### TASK DESCRIPTION
Wherever the string "person" appears, copy the whole line.

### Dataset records
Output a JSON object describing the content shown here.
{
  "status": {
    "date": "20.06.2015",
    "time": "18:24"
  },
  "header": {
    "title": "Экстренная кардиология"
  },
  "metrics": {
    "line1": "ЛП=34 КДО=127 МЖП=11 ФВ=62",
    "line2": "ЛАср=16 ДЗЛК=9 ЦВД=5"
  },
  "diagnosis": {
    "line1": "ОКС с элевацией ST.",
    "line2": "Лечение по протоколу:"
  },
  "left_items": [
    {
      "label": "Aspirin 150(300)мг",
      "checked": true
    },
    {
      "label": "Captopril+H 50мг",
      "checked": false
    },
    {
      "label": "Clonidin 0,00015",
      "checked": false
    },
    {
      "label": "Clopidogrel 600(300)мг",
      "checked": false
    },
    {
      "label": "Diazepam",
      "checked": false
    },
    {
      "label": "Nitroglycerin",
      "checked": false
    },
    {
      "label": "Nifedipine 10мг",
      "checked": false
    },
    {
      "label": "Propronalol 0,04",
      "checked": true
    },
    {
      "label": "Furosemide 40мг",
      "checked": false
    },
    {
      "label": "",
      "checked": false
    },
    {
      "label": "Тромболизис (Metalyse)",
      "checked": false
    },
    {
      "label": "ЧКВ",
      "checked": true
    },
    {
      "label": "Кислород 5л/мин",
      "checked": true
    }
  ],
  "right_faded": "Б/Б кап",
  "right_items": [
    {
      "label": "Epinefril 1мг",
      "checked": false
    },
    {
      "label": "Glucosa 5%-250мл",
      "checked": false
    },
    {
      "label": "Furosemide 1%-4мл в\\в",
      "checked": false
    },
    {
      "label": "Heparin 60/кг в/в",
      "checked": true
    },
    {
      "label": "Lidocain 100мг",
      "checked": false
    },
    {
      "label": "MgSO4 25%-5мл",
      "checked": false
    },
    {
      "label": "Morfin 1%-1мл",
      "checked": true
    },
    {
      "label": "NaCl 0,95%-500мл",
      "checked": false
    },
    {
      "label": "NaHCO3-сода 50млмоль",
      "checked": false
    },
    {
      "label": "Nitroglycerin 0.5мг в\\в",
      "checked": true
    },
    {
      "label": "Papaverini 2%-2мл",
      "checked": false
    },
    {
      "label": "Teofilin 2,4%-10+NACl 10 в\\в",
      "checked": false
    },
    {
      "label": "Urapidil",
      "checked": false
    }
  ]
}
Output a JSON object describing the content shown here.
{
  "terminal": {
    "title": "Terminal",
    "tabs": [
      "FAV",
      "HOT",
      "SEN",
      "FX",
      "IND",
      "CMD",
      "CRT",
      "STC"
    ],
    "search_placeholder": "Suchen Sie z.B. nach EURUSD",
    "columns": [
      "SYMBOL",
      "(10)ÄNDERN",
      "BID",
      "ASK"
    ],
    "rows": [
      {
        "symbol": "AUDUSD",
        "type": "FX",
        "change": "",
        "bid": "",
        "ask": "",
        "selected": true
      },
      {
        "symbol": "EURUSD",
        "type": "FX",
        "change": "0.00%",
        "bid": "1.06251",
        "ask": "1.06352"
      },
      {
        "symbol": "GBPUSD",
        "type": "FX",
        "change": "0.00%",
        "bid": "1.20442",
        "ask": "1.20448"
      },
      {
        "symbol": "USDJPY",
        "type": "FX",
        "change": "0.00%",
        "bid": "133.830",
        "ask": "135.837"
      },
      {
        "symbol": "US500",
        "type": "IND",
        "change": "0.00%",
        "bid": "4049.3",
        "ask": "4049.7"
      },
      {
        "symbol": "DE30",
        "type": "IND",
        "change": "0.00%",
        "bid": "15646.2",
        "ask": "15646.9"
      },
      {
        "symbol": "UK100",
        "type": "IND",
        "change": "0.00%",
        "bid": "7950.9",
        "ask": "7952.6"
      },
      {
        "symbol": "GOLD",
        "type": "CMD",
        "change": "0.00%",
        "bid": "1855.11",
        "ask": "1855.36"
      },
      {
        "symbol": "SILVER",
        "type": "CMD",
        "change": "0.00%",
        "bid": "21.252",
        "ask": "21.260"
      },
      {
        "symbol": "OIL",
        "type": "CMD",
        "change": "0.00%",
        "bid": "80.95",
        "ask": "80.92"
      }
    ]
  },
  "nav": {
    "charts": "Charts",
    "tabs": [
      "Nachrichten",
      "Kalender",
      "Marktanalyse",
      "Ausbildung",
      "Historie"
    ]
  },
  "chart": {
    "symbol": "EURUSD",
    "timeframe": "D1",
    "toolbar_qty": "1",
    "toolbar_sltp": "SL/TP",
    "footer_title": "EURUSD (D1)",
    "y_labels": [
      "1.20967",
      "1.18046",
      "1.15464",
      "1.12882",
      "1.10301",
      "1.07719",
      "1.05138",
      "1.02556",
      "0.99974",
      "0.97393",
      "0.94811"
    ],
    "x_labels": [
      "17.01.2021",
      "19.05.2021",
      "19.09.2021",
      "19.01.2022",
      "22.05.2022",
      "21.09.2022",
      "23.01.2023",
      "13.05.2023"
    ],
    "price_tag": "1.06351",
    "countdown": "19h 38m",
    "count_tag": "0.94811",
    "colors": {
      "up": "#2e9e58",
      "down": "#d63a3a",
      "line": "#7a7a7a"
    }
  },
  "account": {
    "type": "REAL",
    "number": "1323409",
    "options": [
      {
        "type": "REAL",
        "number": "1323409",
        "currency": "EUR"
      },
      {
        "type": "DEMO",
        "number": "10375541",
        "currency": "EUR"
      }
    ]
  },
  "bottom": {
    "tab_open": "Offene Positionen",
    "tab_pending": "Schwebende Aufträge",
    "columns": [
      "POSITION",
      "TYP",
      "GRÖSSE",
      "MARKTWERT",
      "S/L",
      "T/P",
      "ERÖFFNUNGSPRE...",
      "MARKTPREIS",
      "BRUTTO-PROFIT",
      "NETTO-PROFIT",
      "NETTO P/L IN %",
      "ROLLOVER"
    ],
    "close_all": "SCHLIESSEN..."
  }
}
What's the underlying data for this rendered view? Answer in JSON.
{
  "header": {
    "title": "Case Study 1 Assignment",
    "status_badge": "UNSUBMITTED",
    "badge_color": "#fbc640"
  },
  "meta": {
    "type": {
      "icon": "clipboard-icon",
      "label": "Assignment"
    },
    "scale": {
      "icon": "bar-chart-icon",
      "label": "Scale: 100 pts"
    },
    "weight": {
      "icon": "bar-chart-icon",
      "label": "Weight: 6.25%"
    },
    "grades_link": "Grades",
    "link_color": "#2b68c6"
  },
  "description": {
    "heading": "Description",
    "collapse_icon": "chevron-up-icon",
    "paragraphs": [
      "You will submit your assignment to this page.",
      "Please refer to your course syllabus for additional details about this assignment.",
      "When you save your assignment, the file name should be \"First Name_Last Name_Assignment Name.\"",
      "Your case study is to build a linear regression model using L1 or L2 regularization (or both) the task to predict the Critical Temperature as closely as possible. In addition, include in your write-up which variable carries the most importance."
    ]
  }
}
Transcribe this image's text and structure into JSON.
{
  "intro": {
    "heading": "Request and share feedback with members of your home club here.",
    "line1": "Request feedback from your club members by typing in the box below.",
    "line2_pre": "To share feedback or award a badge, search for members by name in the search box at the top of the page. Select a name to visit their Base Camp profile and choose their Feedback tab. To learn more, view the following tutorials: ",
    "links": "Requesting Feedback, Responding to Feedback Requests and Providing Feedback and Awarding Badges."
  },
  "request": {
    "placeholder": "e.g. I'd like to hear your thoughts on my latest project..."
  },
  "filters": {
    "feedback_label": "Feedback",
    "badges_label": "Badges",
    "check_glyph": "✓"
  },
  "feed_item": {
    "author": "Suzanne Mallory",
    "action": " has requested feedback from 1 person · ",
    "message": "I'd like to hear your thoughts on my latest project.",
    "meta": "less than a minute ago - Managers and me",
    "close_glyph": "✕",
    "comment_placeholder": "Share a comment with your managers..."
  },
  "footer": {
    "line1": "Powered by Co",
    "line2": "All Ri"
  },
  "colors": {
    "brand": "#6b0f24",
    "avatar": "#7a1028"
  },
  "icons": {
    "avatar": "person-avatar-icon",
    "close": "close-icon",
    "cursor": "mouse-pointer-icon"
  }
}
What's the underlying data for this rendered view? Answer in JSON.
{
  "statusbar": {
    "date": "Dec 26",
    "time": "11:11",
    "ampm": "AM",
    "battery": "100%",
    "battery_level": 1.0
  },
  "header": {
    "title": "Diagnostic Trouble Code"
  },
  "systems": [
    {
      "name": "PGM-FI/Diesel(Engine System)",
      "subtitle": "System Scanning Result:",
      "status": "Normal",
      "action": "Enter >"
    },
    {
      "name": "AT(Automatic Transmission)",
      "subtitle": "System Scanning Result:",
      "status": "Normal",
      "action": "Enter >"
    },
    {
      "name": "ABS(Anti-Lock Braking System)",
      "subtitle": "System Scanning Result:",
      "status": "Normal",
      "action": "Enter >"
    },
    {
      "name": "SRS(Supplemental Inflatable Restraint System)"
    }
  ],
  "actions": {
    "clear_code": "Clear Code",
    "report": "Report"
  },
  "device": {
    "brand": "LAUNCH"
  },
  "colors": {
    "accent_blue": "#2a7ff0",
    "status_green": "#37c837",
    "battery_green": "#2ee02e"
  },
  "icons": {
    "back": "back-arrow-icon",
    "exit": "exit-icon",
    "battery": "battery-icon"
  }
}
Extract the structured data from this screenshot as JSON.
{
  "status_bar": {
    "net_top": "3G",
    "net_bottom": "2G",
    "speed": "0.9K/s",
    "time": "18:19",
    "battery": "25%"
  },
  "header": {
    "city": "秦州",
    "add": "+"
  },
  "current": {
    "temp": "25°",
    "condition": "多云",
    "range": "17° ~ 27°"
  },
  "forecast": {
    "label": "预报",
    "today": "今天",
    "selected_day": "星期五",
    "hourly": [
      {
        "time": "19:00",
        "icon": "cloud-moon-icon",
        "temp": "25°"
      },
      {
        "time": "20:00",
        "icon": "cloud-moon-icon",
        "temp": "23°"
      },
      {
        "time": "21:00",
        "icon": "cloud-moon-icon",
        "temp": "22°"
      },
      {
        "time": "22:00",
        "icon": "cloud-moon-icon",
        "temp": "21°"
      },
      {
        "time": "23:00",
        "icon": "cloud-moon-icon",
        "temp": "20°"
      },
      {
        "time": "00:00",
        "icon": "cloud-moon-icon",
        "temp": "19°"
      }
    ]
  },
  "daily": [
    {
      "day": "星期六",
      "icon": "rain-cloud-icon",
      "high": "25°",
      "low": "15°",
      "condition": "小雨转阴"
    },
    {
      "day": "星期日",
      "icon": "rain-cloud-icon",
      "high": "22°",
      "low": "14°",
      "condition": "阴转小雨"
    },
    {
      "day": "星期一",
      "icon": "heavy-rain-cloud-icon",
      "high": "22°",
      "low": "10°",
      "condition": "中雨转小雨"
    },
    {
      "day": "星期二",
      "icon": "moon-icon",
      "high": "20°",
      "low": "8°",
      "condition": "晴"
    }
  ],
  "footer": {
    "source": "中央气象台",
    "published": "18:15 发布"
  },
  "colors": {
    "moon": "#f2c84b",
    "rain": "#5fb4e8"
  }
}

### RESULT FOR THIS TASK
    "action": " has requested feedback from 1 person · ",
    "avatar": "person-avatar-icon",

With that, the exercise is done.